_Short problem_.
Scan each line of the records for the word "true" and extract the ones that have it.

_Extracted entries_.
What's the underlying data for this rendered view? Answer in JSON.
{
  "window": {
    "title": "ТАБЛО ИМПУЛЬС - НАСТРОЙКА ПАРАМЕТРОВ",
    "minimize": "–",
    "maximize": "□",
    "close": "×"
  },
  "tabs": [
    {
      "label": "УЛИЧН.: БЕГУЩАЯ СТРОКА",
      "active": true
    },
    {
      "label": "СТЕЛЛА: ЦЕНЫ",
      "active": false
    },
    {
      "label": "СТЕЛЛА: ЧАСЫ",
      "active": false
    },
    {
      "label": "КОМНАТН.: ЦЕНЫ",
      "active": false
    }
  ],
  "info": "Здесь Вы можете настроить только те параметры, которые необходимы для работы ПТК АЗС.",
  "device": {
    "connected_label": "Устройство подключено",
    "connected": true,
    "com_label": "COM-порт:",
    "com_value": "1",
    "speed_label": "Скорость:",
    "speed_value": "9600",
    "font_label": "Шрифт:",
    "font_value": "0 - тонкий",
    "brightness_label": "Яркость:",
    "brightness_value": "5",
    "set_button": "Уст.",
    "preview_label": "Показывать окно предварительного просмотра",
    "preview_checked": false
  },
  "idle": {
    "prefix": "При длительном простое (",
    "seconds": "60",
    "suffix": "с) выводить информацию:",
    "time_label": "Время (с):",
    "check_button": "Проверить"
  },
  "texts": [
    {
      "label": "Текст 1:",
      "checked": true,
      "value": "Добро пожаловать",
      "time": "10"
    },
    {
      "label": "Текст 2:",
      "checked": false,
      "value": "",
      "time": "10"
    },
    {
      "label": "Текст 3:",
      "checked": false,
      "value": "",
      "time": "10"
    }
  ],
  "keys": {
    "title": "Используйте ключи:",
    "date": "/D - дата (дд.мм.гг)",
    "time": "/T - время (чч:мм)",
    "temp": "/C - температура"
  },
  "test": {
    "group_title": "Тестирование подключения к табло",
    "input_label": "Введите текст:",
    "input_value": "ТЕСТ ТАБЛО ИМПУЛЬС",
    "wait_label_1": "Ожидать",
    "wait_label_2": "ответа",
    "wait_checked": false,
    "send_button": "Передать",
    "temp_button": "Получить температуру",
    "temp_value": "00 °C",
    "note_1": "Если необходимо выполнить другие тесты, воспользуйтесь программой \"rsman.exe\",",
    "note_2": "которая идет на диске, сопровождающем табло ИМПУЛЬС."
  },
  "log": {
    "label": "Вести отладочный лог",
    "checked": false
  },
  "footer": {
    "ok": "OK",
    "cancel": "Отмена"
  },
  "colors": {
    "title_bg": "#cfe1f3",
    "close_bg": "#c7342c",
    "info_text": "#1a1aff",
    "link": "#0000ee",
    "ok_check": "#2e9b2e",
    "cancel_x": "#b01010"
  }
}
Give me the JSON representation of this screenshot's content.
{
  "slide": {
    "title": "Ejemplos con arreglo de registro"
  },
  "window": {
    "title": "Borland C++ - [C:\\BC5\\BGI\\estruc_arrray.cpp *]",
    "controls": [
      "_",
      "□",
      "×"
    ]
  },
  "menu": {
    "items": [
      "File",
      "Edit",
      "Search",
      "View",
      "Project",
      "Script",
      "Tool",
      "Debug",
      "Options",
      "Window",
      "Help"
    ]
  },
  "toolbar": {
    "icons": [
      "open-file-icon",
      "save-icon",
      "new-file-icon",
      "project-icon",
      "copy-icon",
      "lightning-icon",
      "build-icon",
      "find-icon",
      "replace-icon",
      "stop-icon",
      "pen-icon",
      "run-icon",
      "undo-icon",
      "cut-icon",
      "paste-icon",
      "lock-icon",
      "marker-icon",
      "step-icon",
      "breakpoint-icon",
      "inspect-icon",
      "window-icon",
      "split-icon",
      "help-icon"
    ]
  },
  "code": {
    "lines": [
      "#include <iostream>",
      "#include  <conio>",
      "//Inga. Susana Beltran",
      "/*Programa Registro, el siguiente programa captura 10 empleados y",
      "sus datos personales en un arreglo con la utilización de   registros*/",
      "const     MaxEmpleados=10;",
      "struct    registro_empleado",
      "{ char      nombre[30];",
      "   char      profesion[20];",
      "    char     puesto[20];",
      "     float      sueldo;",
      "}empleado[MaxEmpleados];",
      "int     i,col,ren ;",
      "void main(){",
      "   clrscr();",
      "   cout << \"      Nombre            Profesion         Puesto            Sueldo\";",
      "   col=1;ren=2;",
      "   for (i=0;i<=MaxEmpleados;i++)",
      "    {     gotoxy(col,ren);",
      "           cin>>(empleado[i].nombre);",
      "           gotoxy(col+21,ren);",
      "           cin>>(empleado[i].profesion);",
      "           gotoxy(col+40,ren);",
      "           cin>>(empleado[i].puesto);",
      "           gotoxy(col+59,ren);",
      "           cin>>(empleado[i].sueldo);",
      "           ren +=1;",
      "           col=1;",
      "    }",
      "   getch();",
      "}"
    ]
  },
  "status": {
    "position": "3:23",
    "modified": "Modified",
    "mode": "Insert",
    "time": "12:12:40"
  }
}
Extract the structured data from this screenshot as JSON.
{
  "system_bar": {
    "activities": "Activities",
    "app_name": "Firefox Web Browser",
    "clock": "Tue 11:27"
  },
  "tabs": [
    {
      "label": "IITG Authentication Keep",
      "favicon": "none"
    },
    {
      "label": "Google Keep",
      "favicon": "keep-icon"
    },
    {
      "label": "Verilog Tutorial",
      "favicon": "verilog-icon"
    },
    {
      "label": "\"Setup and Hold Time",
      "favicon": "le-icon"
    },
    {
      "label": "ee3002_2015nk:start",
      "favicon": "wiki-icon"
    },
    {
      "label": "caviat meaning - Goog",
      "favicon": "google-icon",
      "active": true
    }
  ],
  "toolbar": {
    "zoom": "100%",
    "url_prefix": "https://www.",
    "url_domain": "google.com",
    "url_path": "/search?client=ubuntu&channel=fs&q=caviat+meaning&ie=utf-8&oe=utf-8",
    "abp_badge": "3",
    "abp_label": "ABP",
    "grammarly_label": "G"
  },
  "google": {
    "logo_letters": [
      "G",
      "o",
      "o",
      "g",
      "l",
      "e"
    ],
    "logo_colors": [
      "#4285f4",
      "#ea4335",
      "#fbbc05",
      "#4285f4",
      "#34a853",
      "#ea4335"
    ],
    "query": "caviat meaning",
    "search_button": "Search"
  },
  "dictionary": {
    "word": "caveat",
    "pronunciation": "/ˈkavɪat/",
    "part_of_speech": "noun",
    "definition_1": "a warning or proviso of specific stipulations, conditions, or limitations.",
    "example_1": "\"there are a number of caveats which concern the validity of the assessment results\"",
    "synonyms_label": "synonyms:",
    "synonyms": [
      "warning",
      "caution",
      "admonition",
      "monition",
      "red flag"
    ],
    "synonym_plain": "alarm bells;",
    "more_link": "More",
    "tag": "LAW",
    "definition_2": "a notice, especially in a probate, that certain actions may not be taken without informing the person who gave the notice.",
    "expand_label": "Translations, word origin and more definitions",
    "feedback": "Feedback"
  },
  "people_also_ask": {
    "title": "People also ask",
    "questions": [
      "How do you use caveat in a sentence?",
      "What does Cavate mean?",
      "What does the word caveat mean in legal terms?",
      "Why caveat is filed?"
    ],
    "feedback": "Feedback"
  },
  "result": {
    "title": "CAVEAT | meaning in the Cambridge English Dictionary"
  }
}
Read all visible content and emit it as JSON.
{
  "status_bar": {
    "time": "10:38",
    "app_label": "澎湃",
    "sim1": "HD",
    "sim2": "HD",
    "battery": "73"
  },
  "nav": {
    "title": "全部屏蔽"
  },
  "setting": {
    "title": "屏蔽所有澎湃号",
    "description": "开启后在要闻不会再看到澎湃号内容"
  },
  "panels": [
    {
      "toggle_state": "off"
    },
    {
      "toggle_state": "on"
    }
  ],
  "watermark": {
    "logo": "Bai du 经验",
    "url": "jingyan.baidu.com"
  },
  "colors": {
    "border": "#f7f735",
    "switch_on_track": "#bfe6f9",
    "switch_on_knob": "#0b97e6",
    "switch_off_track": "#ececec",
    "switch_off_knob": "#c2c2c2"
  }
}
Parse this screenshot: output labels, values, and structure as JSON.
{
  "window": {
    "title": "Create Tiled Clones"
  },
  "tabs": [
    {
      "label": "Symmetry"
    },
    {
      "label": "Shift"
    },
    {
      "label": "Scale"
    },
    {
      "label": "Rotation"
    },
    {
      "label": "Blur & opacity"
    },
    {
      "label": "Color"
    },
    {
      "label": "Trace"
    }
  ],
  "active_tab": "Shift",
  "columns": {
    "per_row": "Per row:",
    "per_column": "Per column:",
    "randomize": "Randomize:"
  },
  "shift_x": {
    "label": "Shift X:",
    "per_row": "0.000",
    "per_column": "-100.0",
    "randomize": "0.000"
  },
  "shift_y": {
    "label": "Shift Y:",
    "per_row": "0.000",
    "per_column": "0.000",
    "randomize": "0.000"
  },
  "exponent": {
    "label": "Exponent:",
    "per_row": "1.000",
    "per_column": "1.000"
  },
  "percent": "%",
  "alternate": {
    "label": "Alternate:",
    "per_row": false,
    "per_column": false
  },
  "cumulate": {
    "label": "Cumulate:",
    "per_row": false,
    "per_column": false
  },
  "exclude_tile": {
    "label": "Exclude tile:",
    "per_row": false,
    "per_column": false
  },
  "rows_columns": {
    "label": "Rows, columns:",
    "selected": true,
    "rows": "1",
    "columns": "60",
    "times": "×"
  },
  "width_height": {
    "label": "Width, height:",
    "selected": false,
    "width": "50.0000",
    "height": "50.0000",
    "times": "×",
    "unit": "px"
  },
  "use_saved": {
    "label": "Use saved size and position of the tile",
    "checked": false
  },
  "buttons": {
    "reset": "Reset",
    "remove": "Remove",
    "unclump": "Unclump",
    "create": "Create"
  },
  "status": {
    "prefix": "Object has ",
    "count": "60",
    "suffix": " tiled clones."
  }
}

_The reply_.
      "active": true
    "connected": true,
      "checked": true,
      "active": true
    "selected": true,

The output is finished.